[start Data provided]

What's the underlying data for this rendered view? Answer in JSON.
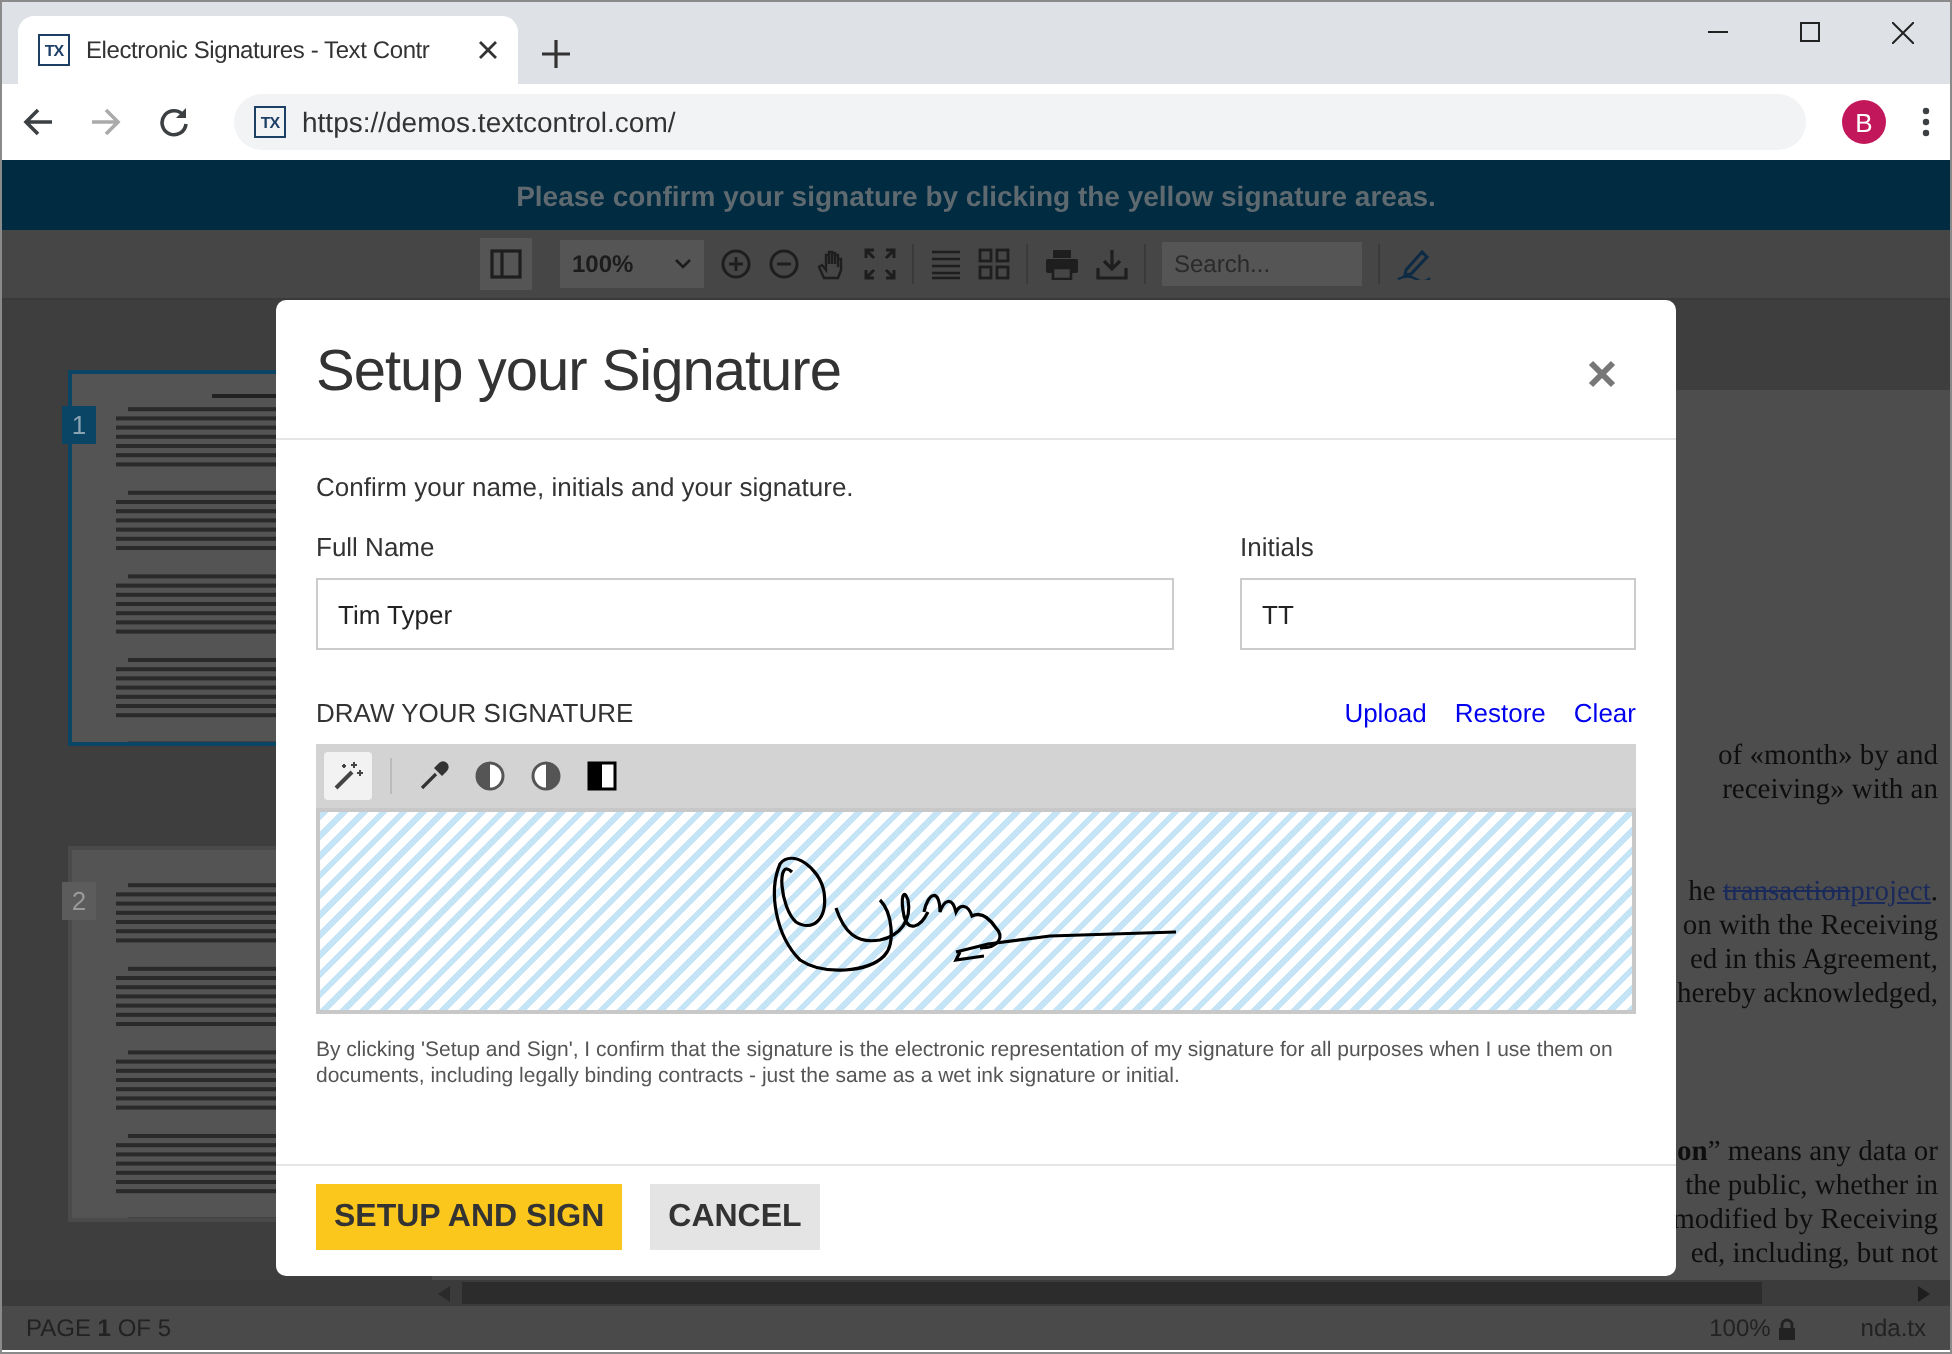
{
  "browser": {
    "tab": {
      "favicon": "TX",
      "title": "Electronic Signatures - Text Contr"
    },
    "address": {
      "favicon": "TX",
      "url": "https://demos.textcontrol.com/",
      "forward_disabled": true
    },
    "profile": "B"
  },
  "banner": "Please confirm your signature by clicking the yellow signature areas.",
  "toolbar": {
    "zoom": "100%",
    "search": {
      "placeholder": "Search..."
    }
  },
  "thumbnails": [
    {
      "number": "1",
      "selected": true
    },
    {
      "number": "2",
      "selected": false
    }
  ],
  "document": {
    "paragraphs": [
      [
        [
          {
            "text": "of «month» by and",
            "kind": "plain"
          }
        ],
        [
          {
            "text": "receiving» with an",
            "kind": "plain"
          }
        ]
      ],
      [
        [
          {
            "text": "he ",
            "kind": "plain"
          },
          {
            "text": "transaction",
            "kind": "deleted"
          },
          {
            "text": "project",
            "kind": "inserted"
          },
          {
            "text": ".",
            "kind": "plain"
          }
        ],
        [
          {
            "text": "on with the Receiving",
            "kind": "plain"
          }
        ],
        [
          {
            "text": "ed in this Agreement,",
            "kind": "plain"
          }
        ],
        [
          {
            "text": "hereby acknowledged,",
            "kind": "plain"
          }
        ]
      ],
      [
        [
          {
            "text": "on",
            "kind": "bold"
          },
          {
            "text": "” means any data or",
            "kind": "plain"
          }
        ],
        [
          {
            "text": "the public, whether in",
            "kind": "plain"
          }
        ],
        [
          {
            "text": "modified by Receiving",
            "kind": "plain"
          }
        ],
        [
          {
            "text": "ed, including, but not",
            "kind": "plain"
          }
        ]
      ]
    ]
  },
  "status_bar": {
    "page": "PAGE **1** OF 5",
    "zoom": "100%",
    "file": "nda.tx"
  },
  "dialog": {
    "title": "Setup your Signature",
    "intro": "Confirm your name, initials and your signature.",
    "fields": [
      {
        "label": "Full Name",
        "value": "Tim Typer"
      },
      {
        "label": "Initials",
        "value": "TT"
      }
    ],
    "signature": {
      "heading": "DRAW YOUR SIGNATURE",
      "links": [
        "Upload",
        "Restore",
        "Clear"
      ],
      "tools": [
        {
          "kind": "wand",
          "selected": true
        },
        {
          "kind": "eyedropper",
          "selected": false
        },
        {
          "kind": "contrast-left",
          "selected": false
        },
        {
          "kind": "contrast-right",
          "selected": false
        },
        {
          "kind": "invert",
          "selected": false
        }
      ]
    },
    "disclaimer": "By clicking 'Setup and Sign', I confirm that the signature is the electronic representation of my signature for all purposes when I use them on documents, including legally binding contracts - just the same as a wet ink signature or initial.",
    "buttons": [
      {
        "label": "SETUP AND SIGN",
        "kind": "primary"
      },
      {
        "label": "CANCEL",
        "kind": "secondary"
      }
    ]
  }
}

[end Data provided]

**Do this:** Reproduce the listing word for word and omit its pictures.

**Full solution:**
What's the underlying data for this rendered view? Answer in JSON.
{
  "browser": {
    "tab": {
      "favicon": "TX",
      "title": "Electronic Signatures - Text Contr"
    },
    "address": {
      "favicon": "TX",
      "url": "https://demos.textcontrol.com/",
      "forward_disabled": true
    },
    "profile": "B"
  },
  "banner": "Please confirm your signature by clicking the yellow signature areas.",
  "toolbar": {
    "zoom": "100%",
    "search": {
      "placeholder": "Search..."
    }
  },
  "thumbnails": [
    {
      "number": "1",
      "selected": true
    },
    {
      "number": "2",
      "selected": false
    }
  ],
  "document": {
    "paragraphs": [
      [
        [
          {
            "text": "of «month» by and",
            "kind": "plain"
          }
        ],
        [
          {
            "text": "receiving» with an",
            "kind": "plain"
          }
        ]
      ],
      [
        [
          {
            "text": "he ",
            "kind": "plain"
          },
          {
            "text": "transaction",
            "kind": "deleted"
          },
          {
            "text": "project",
            "kind": "inserted"
          },
          {
            "text": ".",
            "kind": "plain"
          }
        ],
        [
          {
            "text": "on with the Receiving",
            "kind": "plain"
          }
        ],
        [
          {
            "text": "ed in this Agreement,",
            "kind": "plain"
          }
        ],
        [
          {
            "text": "hereby acknowledged,",
            "kind": "plain"
          }
        ]
      ],
      [
        [
          {
            "text": "on",
            "kind": "bold"
          },
          {
            "text": "” means any data or",
            "kind": "plain"
          }
        ],
        [
          {
            "text": "the public, whether in",
            "kind": "plain"
          }
        ],
        [
          {
            "text": "modified by Receiving",
            "kind": "plain"
          }
        ],
        [
          {
            "text": "ed, including, but not",
            "kind": "plain"
          }
        ]
      ]
    ]
  },
  "status_bar": {
    "page": "PAGE **1** OF 5",
    "zoom": "100%",
    "file": "nda.tx"
  },
  "dialog": {
    "title": "Setup your Signature",
    "intro": "Confirm your name, initials and your signature.",
    "fields": [
      {
        "label": "Full Name",
        "value": "Tim Typer"
      },
      {
        "label": "Initials",
        "value": "TT"
      }
    ],
    "signature": {
      "heading": "DRAW YOUR SIGNATURE",
      "links": [
        "Upload",
        "Restore",
        "Clear"
      ],
      "tools": [
        {
          "kind": "wand",
          "selected": true
        },
        {
          "kind": "eyedropper",
          "selected": false
        },
        {
          "kind": "contrast-left",
          "selected": false
        },
        {
          "kind": "contrast-right",
          "selected": false
        },
        {
          "kind": "invert",
          "selected": false
        }
      ]
    },
    "disclaimer": "By clicking 'Setup and Sign', I confirm that the signature is the electronic representation of my signature for all purposes when I use them on documents, including legally binding contracts - just the same as a wet ink signature or initial.",
    "buttons": [
      {
        "label": "SETUP AND SIGN",
        "kind": "primary"
      },
      {
        "label": "CANCEL",
        "kind": "secondary"
      }
    ]
  }
}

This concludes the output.